*CHALLENGE:* Copy out the records in full, word for word, without pictures.

*THE INPUT:*
--

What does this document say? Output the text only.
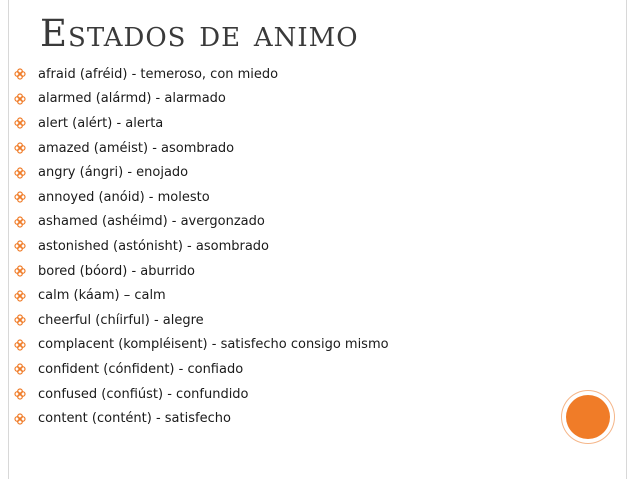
Estados de animo
afraid (afréid) - temeroso, con miedo
alarmed (alármd) - alarmado
alert (alért) - alerta
amazed (améist) - asombrado
angry (ángri) - enojado
annoyed (anóid) - molesto
ashamed (ashéimd) - avergonzado
astonished (astónisht) - asombrado
bored (bóord) - aburrido
calm (káam) – calm
cheerful (chíirful) - alegre
complacent (kompléisent) - satisfecho consigo mismo
confident (cónfident) - confiado
confused (confiúst) - confundido
content (contént) - satisfecho
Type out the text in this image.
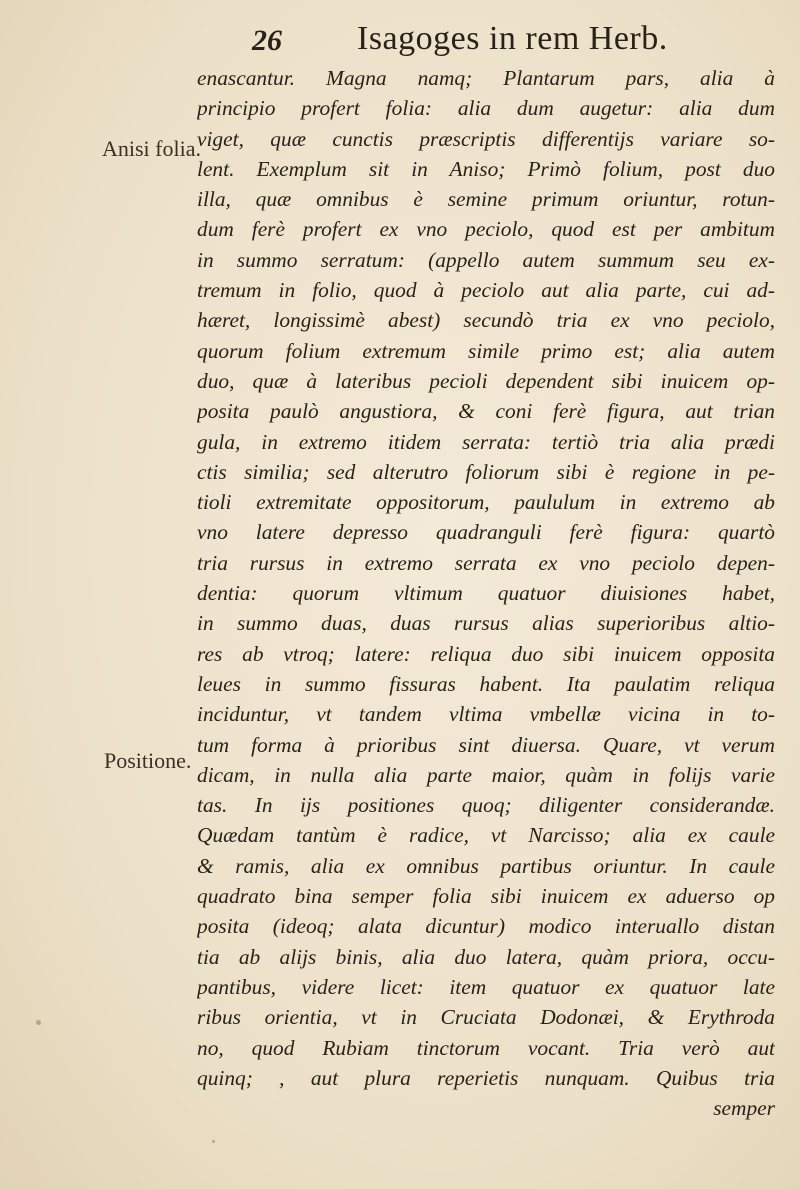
26 Isagoges in rem Herb.
Anisi folia.
Positione.
enascantur. Magna namq; Plantarum pars, alia à
principio profert folia: alia dum augetur: alia dum
viget, quæ cunctis præscriptis differentijs variare so-
lent. Exemplum sit in Aniso; Primò folium, post duo
illa, quæ omnibus è semine primum oriuntur, rotun-
dum ferè profert ex vno peciolo, quod est per ambitum
in summo serratum: (appello autem summum seu ex-
tremum in folio, quod à peciolo aut alia parte, cui ad-
hæret, longissimè abest) secundò tria ex vno peciolo,
quorum folium extremum simile primo est; alia autem
duo, quæ à lateribus pecioli dependent sibi inuicem op-
posita paulò angustiora, & coni ferè figura, aut trian
gula, in extremo itidem serrata: tertiò tria alia prædi
ctis similia; sed alterutro foliorum sibi è regione in pe-
tioli extremitate oppositorum, paululum in extremo ab
vno latere depresso quadranguli ferè figura: quartò
tria rursus in extremo serrata ex vno peciolo depen-
dentia: quorum vltimum quatuor diuisiones habet,
in summo duas, duas rursus alias superioribus altio-
res ab vtroq; latere: reliqua duo sibi inuicem opposita
leues in summo fissuras habent. Ita paulatim reliqua
inciduntur, vt tandem vltima vmbellæ vicina in to-
tum forma à prioribus sint diuersa. Quare, vt verum
dicam, in nulla alia parte maior, quàm in folijs varie
tas. In ijs positiones quoq; diligenter considerandæ.
Quædam tantùm è radice, vt Narcisso; alia ex caule
& ramis, alia ex omnibus partibus oriuntur. In caule
quadrato bina semper folia sibi inuicem ex aduerso op
posita (ideoq; alata dicuntur) modico interuallo distan
tia ab alijs binis, alia duo latera, quàm priora, occu-
pantibus, videre licet: item quatuor ex quatuor late
ribus orientia, vt in Cruciata Dodonæi, & Erythroda
no, quod Rubiam tinctorum vocant. Tria verò aut
quinq; , aut plura reperietis nunquam. Quibus tria
semper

--

*FINISHED TASK:*
What does this document say? Output the text only.
Estados de animo
afraid (afréid) - temeroso, con miedo
alarmed (alármd) - alarmado
alert (alért) - alerta
amazed (améist) - asombrado
angry (ángri) - enojado
annoyed (anóid) - molesto
ashamed (ashéimd) - avergonzado
astonished (astónisht) - asombrado
bored (bóord) - aburrido
calm (káam) – calm
cheerful (chíirful) - alegre
complacent (kompléisent) - satisfecho consigo mismo
confident (cónfident) - confiado
confused (confiúst) - confundido
content (contént) - satisfecho
Type out the text in this image.
26 Isagoges in rem Herb.
Anisi folia.
Positione.
enascantur. Magna namq; Plantarum pars, alia à
principio profert folia: alia dum augetur: alia dum
viget, quæ cunctis præscriptis differentijs variare so-
lent. Exemplum sit in Aniso; Primò folium, post duo
illa, quæ omnibus è semine primum oriuntur, rotun-
dum ferè profert ex vno peciolo, quod est per ambitum
in summo serratum: (appello autem summum seu ex-
tremum in folio, quod à peciolo aut alia parte, cui ad-
hæret, longissimè abest) secundò tria ex vno peciolo,
quorum folium extremum simile primo est; alia autem
duo, quæ à lateribus pecioli dependent sibi inuicem op-
posita paulò angustiora, & coni ferè figura, aut trian
gula, in extremo itidem serrata: tertiò tria alia prædi
ctis similia; sed alterutro foliorum sibi è regione in pe-
tioli extremitate oppositorum, paululum in extremo ab
vno latere depresso quadranguli ferè figura: quartò
tria rursus in extremo serrata ex vno peciolo depen-
dentia: quorum vltimum quatuor diuisiones habet,
in summo duas, duas rursus alias superioribus altio-
res ab vtroq; latere: reliqua duo sibi inuicem opposita
leues in summo fissuras habent. Ita paulatim reliqua
inciduntur, vt tandem vltima vmbellæ vicina in to-
tum forma à prioribus sint diuersa. Quare, vt verum
dicam, in nulla alia parte maior, quàm in folijs varie
tas. In ijs positiones quoq; diligenter considerandæ.
Quædam tantùm è radice, vt Narcisso; alia ex caule
& ramis, alia ex omnibus partibus oriuntur. In caule
quadrato bina semper folia sibi inuicem ex aduerso op
posita (ideoq; alata dicuntur) modico interuallo distan
tia ab alijs binis, alia duo latera, quàm priora, occu-
pantibus, videre licet: item quatuor ex quatuor late
ribus orientia, vt in Cruciata Dodonæi, & Erythroda
no, quod Rubiam tinctorum vocant. Tria verò aut
quinq; , aut plura reperietis nunquam. Quibus tria
semper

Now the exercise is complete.